* BEGIN Dataset rows *
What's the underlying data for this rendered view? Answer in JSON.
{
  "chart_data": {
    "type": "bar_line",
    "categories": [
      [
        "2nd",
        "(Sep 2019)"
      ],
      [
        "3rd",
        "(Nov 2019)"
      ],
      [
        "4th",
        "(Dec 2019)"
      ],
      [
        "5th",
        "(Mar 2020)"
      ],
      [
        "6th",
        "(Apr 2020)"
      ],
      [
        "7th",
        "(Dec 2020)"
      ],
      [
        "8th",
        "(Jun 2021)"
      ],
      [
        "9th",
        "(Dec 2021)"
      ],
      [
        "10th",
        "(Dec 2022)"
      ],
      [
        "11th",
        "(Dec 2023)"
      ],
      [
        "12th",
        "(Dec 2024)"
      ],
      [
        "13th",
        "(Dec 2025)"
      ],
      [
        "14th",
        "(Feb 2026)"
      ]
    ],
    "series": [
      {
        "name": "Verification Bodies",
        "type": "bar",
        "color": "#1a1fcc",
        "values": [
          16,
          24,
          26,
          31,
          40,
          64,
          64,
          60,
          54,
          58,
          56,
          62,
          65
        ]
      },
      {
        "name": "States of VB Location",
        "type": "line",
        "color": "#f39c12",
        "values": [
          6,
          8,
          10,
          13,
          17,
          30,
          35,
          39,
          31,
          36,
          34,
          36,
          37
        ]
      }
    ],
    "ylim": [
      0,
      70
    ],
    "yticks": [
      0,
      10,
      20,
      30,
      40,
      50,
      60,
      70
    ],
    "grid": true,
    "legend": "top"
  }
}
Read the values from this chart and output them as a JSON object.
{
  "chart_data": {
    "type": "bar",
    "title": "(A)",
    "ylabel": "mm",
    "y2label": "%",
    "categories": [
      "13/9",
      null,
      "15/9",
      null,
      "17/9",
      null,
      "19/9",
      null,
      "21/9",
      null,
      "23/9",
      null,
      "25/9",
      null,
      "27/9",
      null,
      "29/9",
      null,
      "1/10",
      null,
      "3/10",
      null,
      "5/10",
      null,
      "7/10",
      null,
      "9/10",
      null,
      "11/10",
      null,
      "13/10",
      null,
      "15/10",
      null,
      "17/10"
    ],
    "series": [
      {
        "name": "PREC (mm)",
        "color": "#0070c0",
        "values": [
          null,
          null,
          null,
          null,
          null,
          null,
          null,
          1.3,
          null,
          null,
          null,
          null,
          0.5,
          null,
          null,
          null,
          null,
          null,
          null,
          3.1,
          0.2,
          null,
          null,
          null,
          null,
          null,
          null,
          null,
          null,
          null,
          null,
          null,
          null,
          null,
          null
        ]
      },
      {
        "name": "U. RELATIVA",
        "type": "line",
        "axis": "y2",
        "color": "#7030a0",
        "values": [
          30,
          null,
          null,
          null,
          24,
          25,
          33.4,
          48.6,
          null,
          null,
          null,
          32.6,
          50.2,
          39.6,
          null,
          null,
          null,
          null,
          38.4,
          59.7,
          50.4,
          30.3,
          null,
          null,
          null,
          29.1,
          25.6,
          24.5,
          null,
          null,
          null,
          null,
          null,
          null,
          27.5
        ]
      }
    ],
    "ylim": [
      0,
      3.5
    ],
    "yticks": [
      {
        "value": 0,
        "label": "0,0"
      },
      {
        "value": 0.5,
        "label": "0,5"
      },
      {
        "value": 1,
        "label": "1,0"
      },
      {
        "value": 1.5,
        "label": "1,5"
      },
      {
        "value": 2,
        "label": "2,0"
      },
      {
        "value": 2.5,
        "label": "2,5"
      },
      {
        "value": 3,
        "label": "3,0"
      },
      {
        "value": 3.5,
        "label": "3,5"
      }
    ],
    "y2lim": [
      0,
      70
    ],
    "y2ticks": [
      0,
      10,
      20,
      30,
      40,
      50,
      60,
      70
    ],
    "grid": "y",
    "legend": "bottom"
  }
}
* END Dataset rows *
The answer is one number: how many lines of the material above contain "color".

4